** Start of Entries shown **

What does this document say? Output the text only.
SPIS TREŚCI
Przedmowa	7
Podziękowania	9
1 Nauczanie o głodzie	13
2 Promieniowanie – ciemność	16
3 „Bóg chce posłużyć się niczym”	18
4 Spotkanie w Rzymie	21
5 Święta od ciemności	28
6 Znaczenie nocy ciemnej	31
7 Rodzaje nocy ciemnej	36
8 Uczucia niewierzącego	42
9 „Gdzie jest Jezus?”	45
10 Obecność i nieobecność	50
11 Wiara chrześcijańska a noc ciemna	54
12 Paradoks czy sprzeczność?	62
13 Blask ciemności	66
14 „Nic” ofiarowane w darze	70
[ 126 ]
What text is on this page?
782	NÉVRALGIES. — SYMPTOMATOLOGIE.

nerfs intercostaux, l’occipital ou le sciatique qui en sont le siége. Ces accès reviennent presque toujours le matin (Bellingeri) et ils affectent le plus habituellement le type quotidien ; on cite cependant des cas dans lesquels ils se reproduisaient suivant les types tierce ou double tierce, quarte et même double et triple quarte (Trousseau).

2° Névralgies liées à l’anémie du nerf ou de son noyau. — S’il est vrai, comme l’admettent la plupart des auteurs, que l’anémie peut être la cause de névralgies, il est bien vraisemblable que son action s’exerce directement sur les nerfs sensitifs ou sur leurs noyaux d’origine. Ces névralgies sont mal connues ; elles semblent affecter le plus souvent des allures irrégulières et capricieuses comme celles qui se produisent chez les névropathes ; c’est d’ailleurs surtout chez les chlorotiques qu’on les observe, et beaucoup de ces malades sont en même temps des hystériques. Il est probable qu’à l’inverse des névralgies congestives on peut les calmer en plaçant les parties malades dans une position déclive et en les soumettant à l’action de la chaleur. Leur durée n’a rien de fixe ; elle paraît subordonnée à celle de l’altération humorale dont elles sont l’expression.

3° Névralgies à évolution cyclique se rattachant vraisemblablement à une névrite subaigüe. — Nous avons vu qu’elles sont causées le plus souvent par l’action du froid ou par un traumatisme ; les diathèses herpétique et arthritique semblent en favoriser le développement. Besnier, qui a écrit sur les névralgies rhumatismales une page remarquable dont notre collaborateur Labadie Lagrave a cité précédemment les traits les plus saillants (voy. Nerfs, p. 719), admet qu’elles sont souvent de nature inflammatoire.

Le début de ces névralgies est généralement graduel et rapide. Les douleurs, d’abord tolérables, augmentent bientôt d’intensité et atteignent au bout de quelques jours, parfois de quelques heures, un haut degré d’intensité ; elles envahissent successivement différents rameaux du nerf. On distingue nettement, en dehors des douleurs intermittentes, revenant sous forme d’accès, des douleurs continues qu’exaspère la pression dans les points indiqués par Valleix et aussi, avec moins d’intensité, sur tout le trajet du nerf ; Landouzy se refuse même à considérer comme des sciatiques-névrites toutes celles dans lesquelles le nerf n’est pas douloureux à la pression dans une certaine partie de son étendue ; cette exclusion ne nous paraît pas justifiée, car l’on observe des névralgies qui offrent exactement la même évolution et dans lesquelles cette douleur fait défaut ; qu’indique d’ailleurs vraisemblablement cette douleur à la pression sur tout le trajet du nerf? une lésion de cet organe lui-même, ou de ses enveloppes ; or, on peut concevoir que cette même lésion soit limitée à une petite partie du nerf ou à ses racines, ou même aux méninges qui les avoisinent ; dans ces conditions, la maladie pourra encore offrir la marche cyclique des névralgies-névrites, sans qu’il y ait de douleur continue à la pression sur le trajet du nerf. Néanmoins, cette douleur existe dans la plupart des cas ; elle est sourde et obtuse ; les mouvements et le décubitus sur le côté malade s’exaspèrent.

** End of Entries shown **
** Start of Entries shown **

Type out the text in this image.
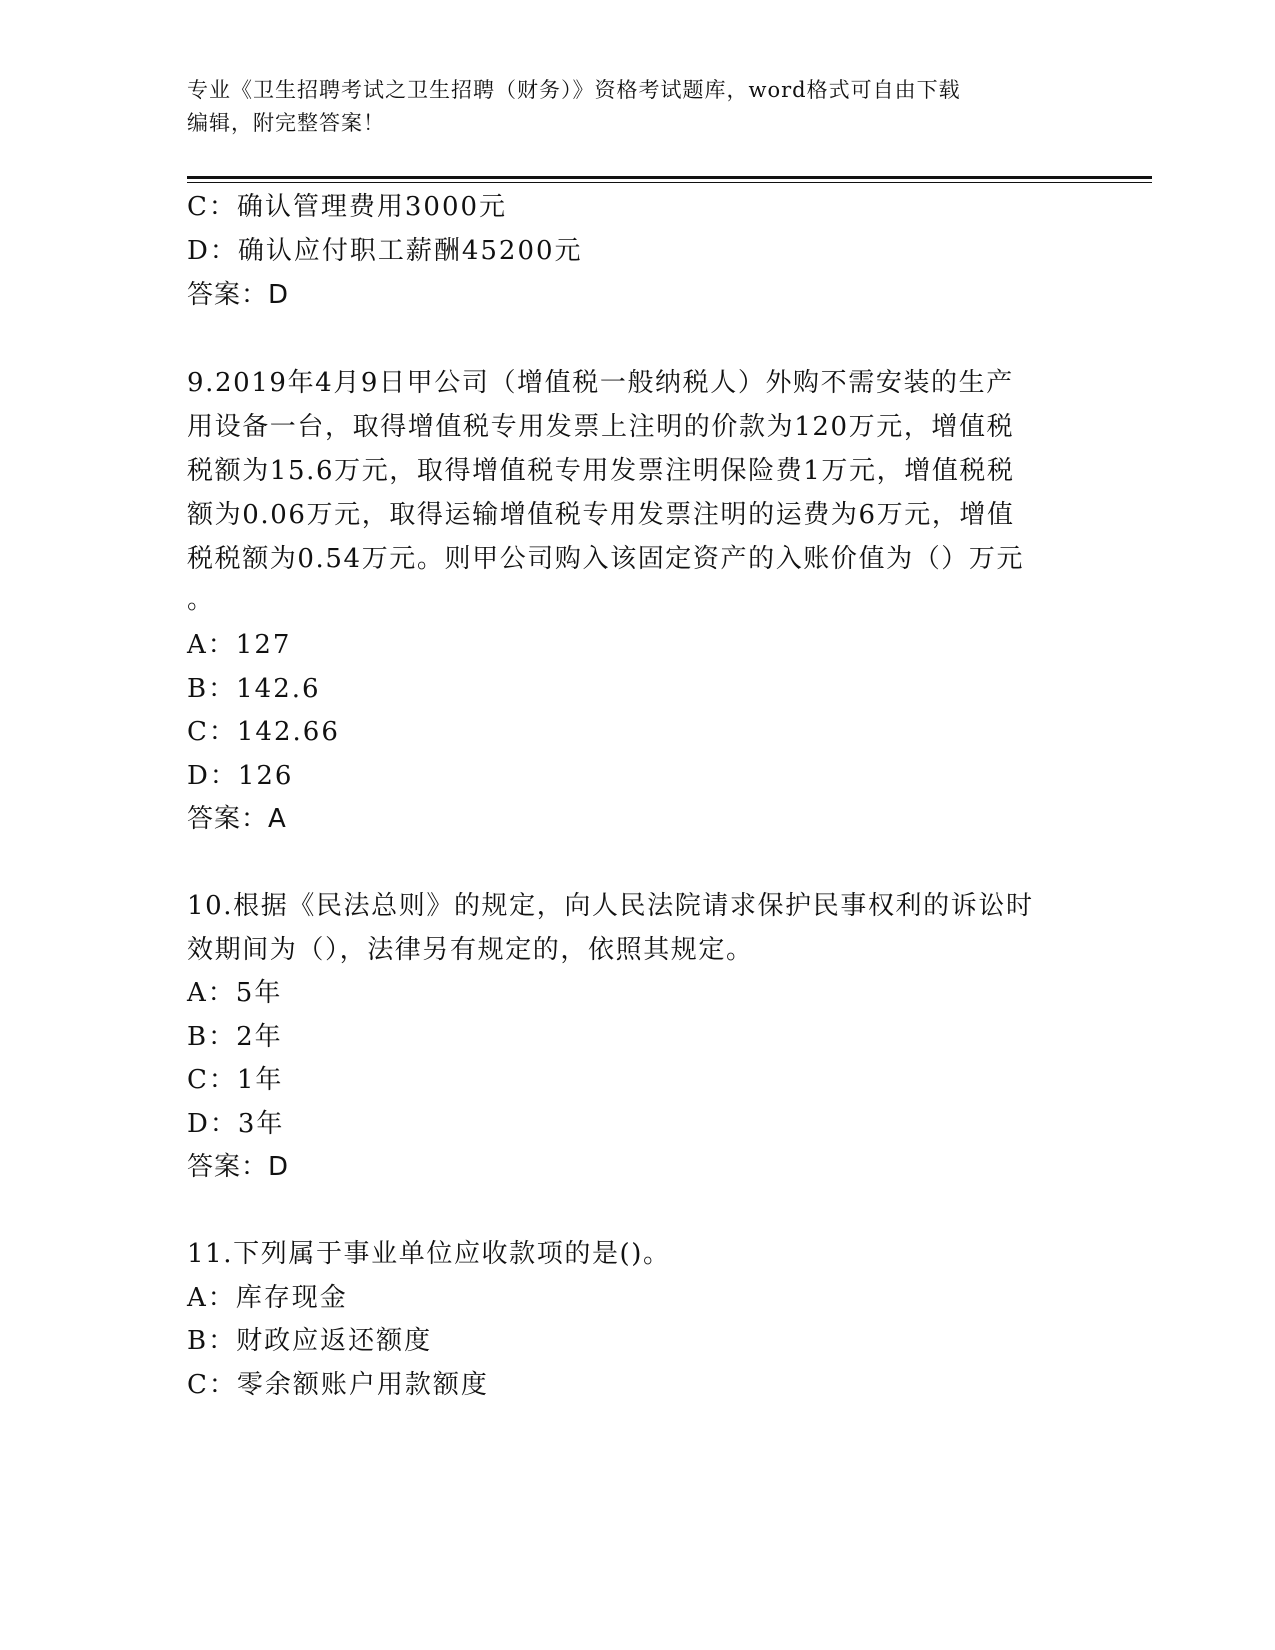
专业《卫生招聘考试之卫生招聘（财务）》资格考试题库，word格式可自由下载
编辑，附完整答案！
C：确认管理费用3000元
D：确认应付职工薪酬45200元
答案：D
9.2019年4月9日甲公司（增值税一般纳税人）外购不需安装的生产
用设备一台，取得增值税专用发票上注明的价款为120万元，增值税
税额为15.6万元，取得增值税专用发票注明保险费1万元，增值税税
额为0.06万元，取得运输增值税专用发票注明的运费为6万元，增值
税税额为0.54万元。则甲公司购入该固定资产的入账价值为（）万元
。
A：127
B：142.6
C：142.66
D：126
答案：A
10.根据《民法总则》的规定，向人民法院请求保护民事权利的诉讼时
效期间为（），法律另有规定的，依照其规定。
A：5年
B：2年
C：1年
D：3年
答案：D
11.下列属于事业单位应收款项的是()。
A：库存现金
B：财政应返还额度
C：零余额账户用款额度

** End of Entries shown **

Job — Pull out all lines from the listing that contain the string "nocy".

Solution for this exercise —
6 Znaczenie nocy ciemnej	31
7 Rodzaje nocy ciemnej	36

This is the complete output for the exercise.